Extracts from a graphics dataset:
::::

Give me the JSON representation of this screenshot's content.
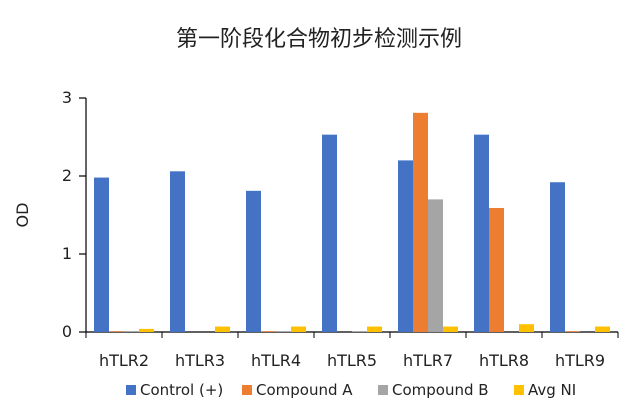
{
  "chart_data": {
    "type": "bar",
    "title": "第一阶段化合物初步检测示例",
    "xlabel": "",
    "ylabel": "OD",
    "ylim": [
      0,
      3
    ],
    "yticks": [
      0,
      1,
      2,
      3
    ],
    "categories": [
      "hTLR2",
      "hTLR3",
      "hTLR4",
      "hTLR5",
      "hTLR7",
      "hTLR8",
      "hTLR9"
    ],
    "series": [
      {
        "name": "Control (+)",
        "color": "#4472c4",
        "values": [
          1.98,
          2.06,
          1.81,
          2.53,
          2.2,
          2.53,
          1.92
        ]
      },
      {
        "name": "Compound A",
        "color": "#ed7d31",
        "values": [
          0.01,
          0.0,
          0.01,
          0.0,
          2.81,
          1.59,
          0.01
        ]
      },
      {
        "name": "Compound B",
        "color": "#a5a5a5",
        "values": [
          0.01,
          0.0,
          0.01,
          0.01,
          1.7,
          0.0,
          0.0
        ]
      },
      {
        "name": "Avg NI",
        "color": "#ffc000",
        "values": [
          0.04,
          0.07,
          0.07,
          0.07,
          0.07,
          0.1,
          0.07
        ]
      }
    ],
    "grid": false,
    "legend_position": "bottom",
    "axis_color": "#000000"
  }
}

::::

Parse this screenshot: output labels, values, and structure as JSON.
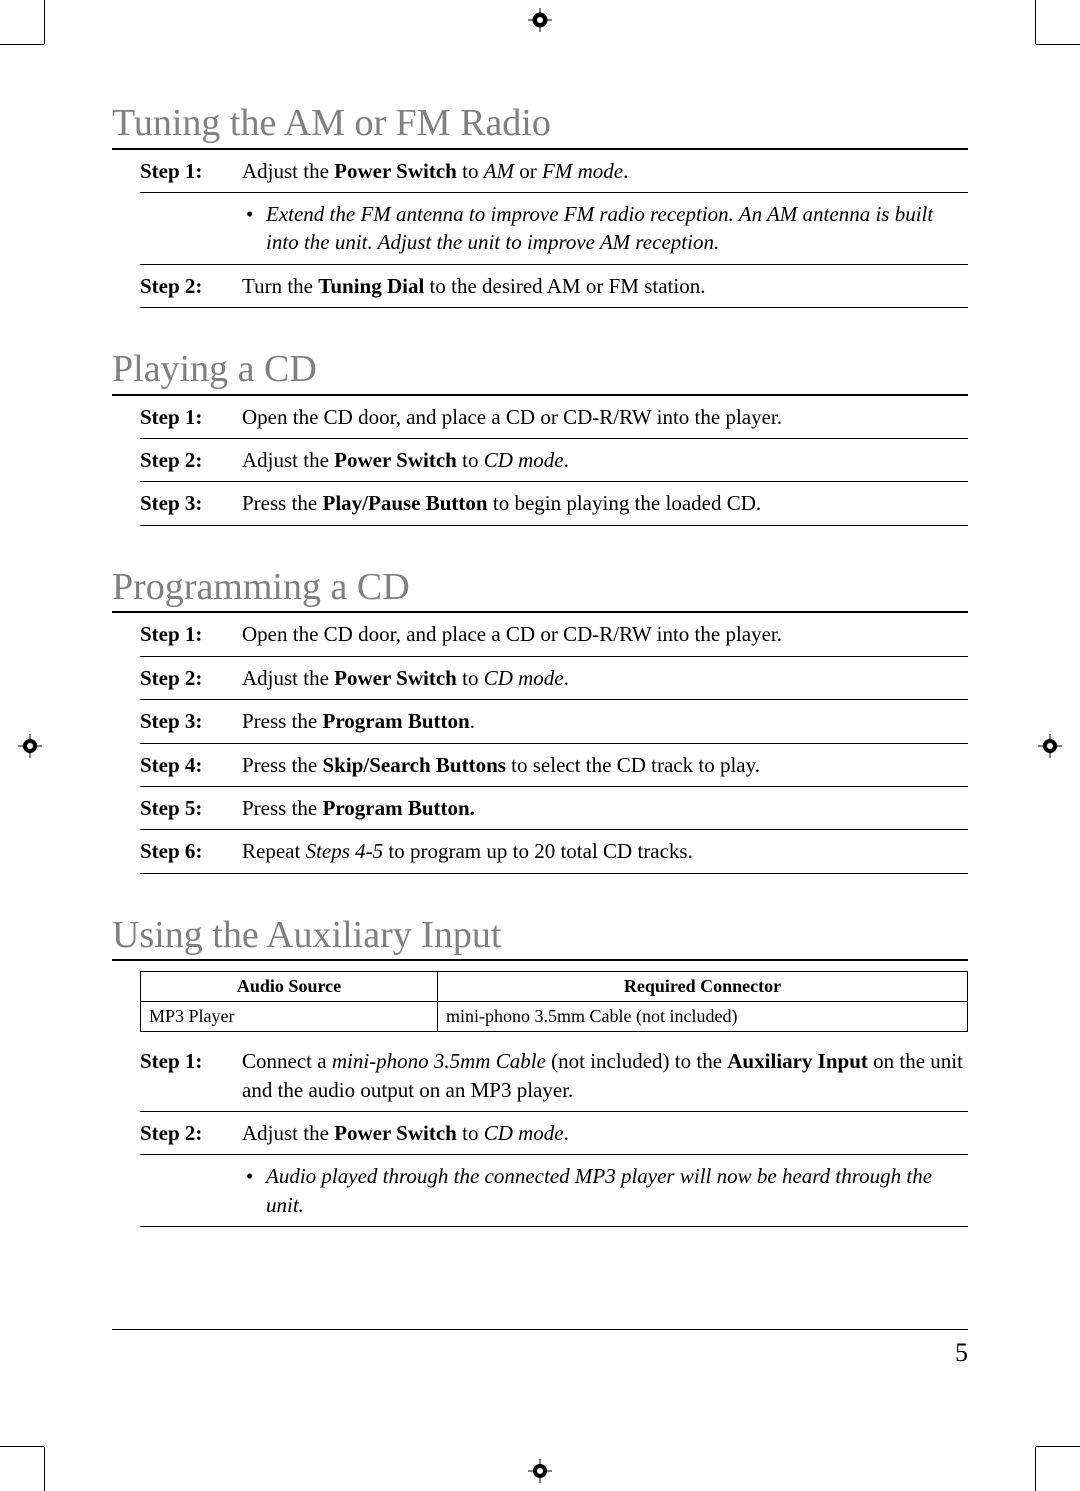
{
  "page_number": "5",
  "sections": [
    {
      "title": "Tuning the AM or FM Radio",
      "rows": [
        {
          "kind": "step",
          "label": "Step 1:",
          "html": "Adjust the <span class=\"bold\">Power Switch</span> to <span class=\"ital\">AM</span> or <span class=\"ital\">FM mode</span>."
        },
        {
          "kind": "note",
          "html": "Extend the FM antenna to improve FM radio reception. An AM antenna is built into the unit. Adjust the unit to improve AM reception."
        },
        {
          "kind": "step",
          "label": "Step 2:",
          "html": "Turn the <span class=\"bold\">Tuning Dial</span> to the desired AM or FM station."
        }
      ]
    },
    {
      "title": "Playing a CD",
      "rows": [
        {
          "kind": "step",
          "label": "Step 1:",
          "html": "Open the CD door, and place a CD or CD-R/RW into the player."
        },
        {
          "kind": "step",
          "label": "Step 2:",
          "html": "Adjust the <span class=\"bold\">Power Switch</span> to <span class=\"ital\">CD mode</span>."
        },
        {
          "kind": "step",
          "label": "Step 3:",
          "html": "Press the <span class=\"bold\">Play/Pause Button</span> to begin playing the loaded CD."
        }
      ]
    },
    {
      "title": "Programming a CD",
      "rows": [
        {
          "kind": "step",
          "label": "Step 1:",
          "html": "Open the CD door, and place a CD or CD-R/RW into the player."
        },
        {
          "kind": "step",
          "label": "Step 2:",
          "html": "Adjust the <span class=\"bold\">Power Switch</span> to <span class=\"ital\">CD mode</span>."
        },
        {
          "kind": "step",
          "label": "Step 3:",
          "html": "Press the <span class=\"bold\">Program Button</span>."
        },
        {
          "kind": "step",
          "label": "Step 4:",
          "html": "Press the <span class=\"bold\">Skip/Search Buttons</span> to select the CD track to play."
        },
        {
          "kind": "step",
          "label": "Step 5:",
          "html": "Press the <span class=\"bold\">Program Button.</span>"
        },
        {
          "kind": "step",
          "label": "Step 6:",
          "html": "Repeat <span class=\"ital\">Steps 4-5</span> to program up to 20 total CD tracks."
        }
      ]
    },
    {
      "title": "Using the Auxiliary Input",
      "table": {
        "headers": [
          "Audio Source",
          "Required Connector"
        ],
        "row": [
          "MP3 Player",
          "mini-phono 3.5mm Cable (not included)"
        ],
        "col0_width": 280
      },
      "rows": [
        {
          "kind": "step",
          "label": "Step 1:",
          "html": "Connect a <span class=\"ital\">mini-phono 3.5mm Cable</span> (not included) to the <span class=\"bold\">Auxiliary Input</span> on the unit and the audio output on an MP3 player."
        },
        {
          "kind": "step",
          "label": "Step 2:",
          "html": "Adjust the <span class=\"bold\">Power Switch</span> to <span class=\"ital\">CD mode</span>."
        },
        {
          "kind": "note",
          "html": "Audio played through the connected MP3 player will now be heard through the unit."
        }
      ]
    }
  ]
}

::::

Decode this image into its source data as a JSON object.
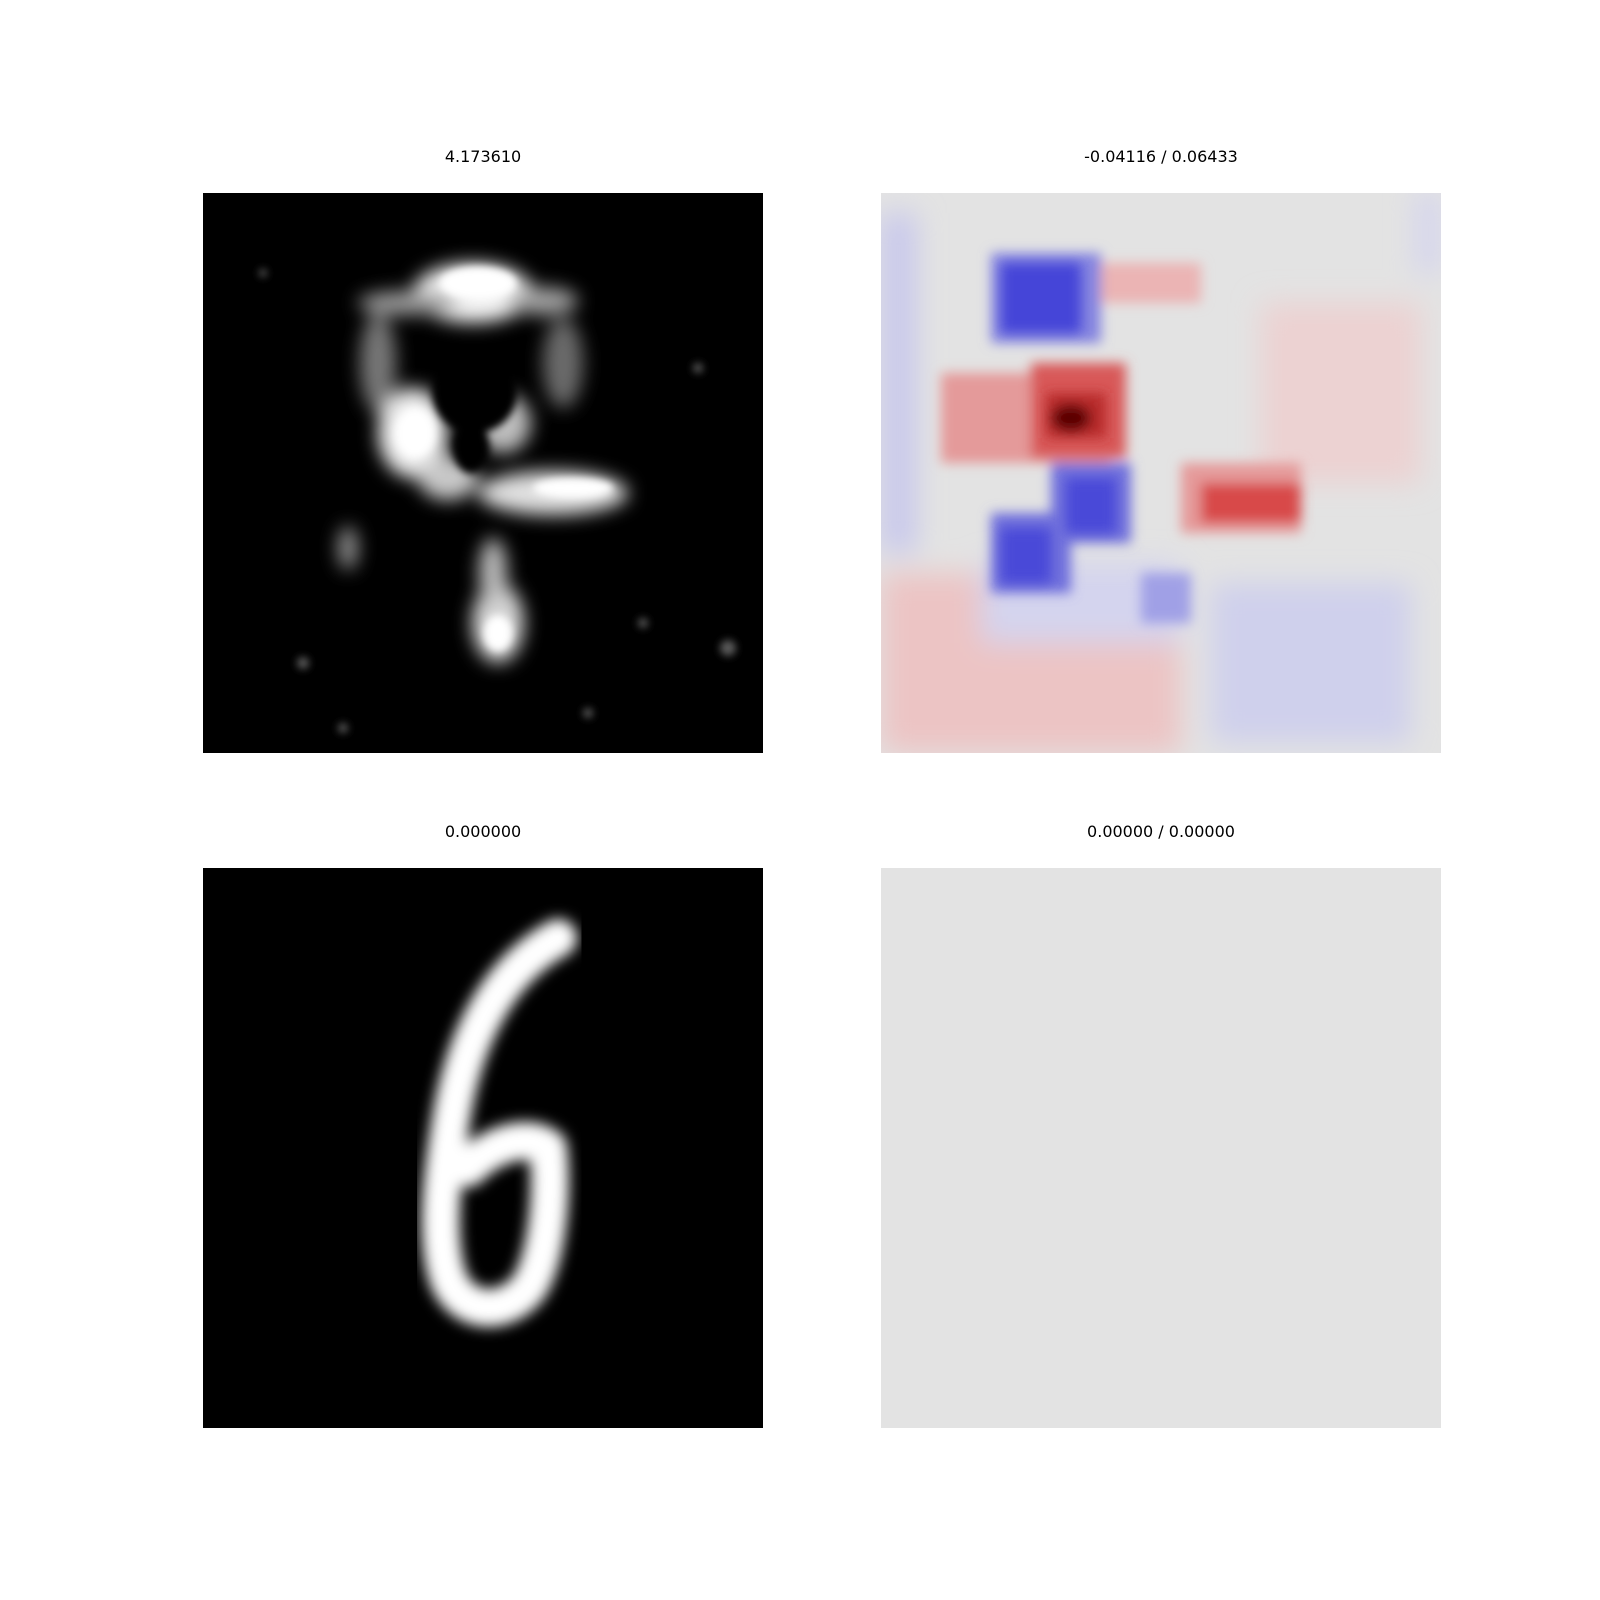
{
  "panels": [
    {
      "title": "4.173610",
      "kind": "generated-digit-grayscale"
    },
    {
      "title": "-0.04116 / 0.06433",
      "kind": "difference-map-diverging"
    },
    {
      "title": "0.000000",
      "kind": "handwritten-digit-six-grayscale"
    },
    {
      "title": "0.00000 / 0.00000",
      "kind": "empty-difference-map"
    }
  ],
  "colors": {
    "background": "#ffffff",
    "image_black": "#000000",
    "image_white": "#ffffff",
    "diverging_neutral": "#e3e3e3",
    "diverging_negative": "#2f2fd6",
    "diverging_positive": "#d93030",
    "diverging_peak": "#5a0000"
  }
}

::::

Find the lines above that include the string "name" and copy them.

        "name": "Control (+)",
        "name": "Compound A",
        "name": "Compound B",
        "name": "Avg NI",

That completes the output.